Text section:
--- START ---

I am certainly not one to offer advice but I would advise reading all of Barry's posts (it was a 3-part series and there is more than that, but at a minimum the 3-parter) because you sound Just Like Me.

I wanted those numbers SO bad, that after a year of injury (every 3 months) I jumped right into 20mpw (because I couldn't stomach the thought of lesser mileage when I was already doing that) and kept increasing the mileage and within 2 months was injured again. I'm now almost a week into 1-2 weeks of rest. I think what I've learned is that you can't rush things. If you get injured frequently you have to REALLY sllllloooooooowwwwwww way down and scale waaaaayyyyy back and increase slowly. The way I'm looking at my future is to increase super slow and if I have to walk the run portion then I walk it. I'm trying to look longer term than next year and if I'm solely looking at races then I really don't have a long term view. I have to scale back my expectations to lengthen my ability to run uninjured. Since my goal is to run uninjured and not a specific race next year, I think the two are mutually exclusive. I think you can either train for a long term goal of uninjured running or train for a race and hope you don't get injured (when you are constantly injured like it sounds like you are and I definitely am).

--- END ---

Stored data:

--- START ---

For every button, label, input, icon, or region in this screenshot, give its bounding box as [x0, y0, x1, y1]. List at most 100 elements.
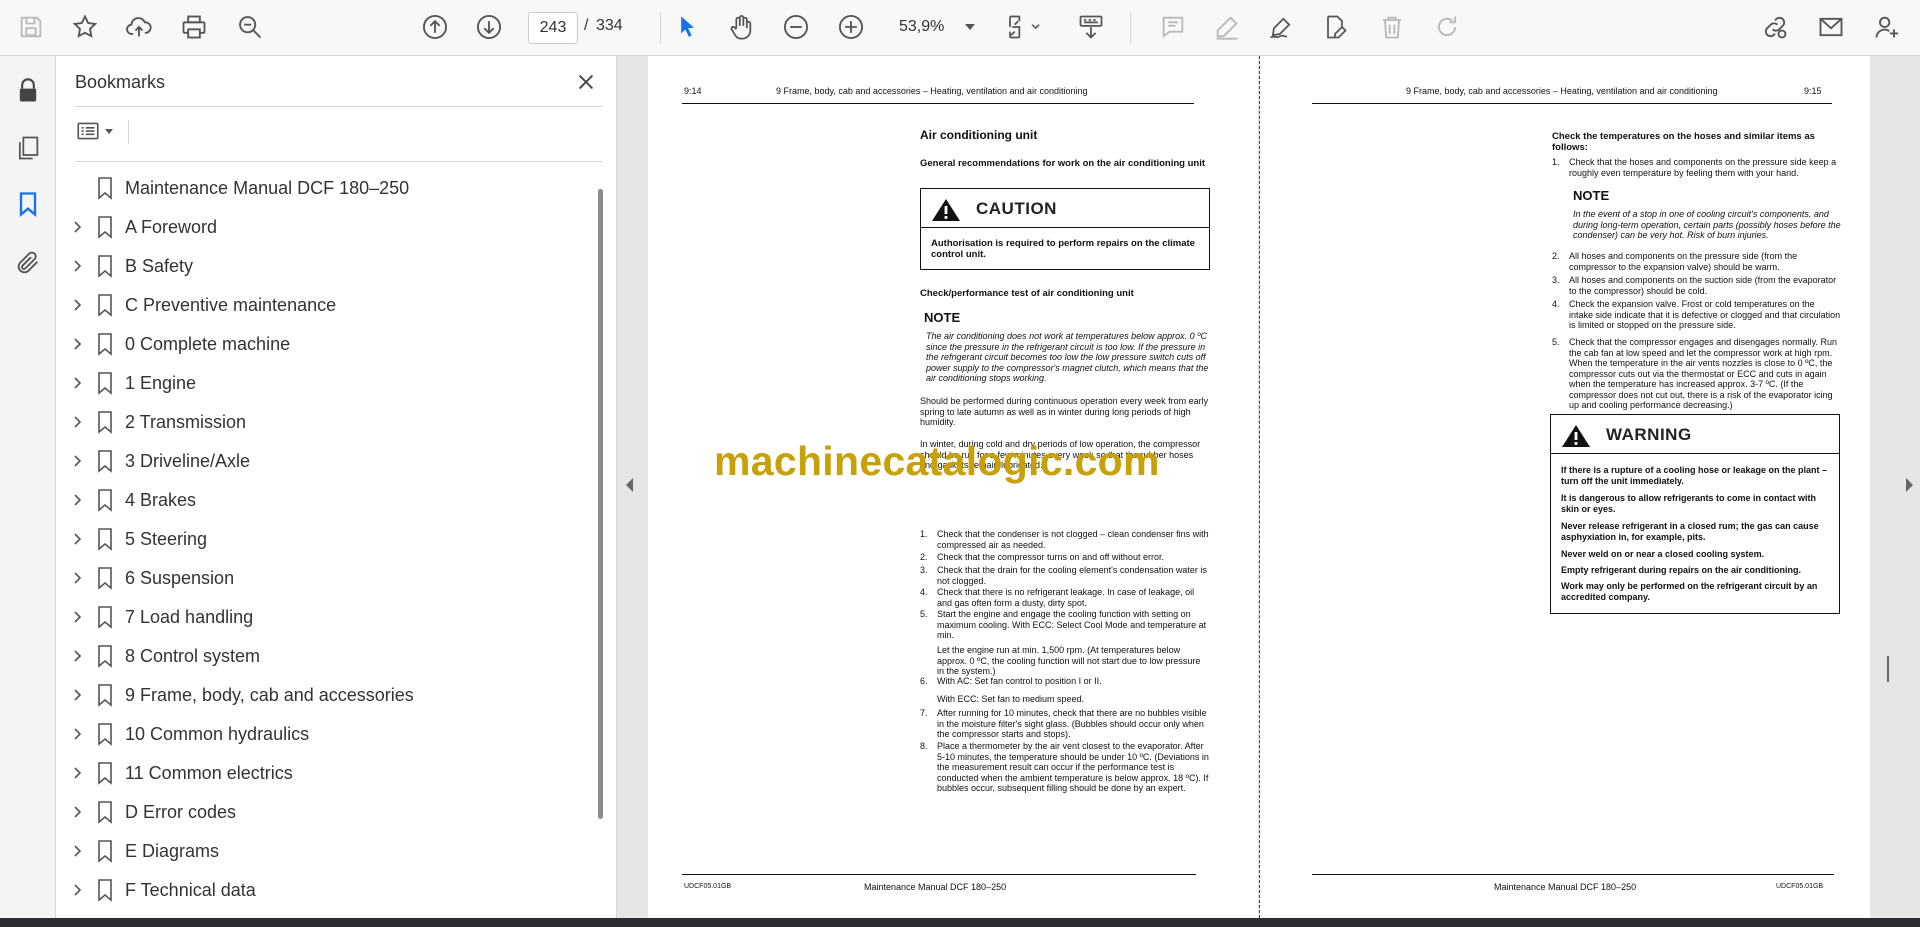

--- END ---

Rewrite the running post between "I am certainly" and "Just Like Me.", inclusive, replacing "Barry's posts" with "Barry's articles".

Exercise response:
I am certainly not one to offer advice but I would advise reading all of Barry's articles (it was a 3-part series and there is more than that, but at a minimum the 3-parter) because you sound Just Like Me.